-- BEGIN EXTRACTED ENTRIES --
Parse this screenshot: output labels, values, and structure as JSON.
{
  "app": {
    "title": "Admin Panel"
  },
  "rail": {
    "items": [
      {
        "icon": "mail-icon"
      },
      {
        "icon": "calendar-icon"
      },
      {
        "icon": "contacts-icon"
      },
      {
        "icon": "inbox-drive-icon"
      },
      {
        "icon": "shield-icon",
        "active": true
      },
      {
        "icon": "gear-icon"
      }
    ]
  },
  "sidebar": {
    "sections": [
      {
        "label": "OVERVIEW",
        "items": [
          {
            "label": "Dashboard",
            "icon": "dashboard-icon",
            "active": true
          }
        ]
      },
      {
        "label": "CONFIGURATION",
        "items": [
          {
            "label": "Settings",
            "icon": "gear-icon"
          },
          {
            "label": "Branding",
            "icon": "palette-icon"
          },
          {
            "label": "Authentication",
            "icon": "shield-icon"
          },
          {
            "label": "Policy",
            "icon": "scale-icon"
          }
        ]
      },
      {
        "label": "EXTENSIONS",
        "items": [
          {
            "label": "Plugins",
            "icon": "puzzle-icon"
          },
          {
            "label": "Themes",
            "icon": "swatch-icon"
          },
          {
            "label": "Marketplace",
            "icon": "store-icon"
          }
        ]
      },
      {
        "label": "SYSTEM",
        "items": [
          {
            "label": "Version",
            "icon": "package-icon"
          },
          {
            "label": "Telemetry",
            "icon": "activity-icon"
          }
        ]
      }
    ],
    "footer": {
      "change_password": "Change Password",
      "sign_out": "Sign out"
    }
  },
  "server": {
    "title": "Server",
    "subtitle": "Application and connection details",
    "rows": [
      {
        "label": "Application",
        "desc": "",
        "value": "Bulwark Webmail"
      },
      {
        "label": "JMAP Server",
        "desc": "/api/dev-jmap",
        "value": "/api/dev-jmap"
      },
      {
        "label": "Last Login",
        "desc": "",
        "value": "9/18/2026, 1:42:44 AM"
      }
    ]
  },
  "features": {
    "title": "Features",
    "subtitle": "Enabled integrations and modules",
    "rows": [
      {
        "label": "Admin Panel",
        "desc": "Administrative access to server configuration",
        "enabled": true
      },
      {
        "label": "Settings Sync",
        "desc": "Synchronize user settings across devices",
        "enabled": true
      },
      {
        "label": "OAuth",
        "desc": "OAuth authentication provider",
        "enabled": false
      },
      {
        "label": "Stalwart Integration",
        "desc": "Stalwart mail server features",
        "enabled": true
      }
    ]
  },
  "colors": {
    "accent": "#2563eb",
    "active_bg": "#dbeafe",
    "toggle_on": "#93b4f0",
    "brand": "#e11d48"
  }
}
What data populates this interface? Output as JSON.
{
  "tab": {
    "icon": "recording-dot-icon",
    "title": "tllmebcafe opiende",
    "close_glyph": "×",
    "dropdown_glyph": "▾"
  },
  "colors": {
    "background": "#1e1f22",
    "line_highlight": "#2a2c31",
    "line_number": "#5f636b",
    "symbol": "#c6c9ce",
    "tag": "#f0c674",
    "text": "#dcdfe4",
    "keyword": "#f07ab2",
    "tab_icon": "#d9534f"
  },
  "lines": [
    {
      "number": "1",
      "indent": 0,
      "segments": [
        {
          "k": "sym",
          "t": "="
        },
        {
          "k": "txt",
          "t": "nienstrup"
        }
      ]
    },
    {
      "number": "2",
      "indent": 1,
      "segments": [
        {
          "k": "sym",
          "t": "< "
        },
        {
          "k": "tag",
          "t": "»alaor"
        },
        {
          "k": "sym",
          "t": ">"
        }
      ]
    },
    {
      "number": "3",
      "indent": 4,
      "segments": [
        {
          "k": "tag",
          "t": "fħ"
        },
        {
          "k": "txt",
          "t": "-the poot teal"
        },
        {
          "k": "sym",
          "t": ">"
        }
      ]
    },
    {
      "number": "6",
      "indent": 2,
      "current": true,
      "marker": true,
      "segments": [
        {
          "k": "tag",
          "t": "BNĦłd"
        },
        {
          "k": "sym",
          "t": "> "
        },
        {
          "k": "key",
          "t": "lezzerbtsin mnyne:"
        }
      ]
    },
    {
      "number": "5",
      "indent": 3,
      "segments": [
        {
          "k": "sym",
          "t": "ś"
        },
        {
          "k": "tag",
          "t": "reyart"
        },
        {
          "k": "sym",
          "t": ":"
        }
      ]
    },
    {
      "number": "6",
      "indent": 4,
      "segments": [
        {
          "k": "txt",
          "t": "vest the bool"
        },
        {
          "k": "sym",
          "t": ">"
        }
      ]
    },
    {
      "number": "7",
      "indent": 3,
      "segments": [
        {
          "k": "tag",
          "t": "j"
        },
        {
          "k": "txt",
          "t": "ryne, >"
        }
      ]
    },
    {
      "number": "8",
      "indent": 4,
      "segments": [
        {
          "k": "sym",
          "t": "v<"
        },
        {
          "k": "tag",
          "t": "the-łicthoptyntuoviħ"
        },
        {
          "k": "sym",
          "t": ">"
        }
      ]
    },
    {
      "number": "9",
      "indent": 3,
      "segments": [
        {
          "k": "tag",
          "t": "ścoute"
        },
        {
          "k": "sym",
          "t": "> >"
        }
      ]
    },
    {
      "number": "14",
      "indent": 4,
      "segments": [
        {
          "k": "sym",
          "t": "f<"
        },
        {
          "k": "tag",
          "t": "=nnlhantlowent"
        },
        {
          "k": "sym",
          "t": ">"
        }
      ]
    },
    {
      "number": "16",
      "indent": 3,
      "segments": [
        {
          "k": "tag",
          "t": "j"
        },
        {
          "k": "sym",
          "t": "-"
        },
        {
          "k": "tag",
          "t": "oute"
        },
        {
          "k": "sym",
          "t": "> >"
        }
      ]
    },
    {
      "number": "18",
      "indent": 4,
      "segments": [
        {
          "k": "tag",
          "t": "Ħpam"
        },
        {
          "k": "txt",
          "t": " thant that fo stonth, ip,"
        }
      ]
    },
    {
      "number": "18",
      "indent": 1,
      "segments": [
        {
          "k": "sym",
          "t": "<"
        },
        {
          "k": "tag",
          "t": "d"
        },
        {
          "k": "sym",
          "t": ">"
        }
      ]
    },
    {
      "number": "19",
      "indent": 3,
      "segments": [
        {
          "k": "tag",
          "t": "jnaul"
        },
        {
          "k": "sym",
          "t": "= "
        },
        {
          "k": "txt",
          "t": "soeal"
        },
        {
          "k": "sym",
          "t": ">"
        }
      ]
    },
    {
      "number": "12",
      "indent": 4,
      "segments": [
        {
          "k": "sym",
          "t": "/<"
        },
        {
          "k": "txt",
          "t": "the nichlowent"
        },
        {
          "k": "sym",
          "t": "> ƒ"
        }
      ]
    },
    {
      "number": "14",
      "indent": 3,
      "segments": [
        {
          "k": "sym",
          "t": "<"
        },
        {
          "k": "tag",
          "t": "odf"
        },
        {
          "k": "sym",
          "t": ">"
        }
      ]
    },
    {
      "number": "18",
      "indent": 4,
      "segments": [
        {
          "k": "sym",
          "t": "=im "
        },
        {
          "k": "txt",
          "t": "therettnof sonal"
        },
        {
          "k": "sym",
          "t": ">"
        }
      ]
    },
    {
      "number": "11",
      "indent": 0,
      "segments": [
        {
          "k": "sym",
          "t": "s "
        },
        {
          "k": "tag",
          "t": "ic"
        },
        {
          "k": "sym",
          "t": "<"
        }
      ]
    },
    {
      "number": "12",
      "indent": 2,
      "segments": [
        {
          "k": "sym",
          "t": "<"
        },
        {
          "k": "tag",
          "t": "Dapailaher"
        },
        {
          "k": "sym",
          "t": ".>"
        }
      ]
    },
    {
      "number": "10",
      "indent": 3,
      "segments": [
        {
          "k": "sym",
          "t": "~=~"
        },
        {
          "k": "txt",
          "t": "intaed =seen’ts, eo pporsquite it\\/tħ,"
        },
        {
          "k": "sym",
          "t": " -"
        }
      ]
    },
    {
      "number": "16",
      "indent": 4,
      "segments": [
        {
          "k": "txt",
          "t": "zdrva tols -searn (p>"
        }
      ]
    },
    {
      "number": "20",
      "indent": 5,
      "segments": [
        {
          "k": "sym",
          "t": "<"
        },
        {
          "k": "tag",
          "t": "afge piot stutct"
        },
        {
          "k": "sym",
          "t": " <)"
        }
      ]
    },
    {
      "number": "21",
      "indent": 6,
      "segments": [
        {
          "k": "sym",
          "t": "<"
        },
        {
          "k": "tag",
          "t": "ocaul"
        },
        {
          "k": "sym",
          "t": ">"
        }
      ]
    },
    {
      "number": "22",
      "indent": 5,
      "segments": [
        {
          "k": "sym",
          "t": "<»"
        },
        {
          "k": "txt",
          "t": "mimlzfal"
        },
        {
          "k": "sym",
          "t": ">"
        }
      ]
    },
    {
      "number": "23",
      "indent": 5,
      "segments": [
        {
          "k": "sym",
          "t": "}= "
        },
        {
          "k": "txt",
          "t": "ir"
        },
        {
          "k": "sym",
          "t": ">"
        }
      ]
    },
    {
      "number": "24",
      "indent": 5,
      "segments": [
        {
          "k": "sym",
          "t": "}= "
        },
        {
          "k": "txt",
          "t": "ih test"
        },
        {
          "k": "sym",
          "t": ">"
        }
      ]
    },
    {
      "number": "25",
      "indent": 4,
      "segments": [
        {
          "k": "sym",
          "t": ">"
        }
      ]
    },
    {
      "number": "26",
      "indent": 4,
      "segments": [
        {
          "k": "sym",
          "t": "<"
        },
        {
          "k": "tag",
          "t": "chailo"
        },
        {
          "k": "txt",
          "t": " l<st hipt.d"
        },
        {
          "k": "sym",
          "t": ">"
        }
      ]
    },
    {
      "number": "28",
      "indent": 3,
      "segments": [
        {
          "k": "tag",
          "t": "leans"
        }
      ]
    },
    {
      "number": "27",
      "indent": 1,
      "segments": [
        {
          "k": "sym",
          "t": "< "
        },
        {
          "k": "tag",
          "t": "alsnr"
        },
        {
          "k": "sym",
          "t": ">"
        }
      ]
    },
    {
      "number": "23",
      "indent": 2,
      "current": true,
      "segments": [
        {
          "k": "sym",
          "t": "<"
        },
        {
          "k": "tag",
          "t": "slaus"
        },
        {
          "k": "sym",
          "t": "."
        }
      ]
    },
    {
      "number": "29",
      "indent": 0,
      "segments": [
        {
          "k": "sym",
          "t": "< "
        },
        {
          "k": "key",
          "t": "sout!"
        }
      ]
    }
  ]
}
-- END EXTRACTED ENTRIES --
# TO DO
Each line that holds the word "Application" is to be copied.

# ANSWER TO THIS PROBLEM
    "subtitle": "Application and connection details",
        "label": "Application",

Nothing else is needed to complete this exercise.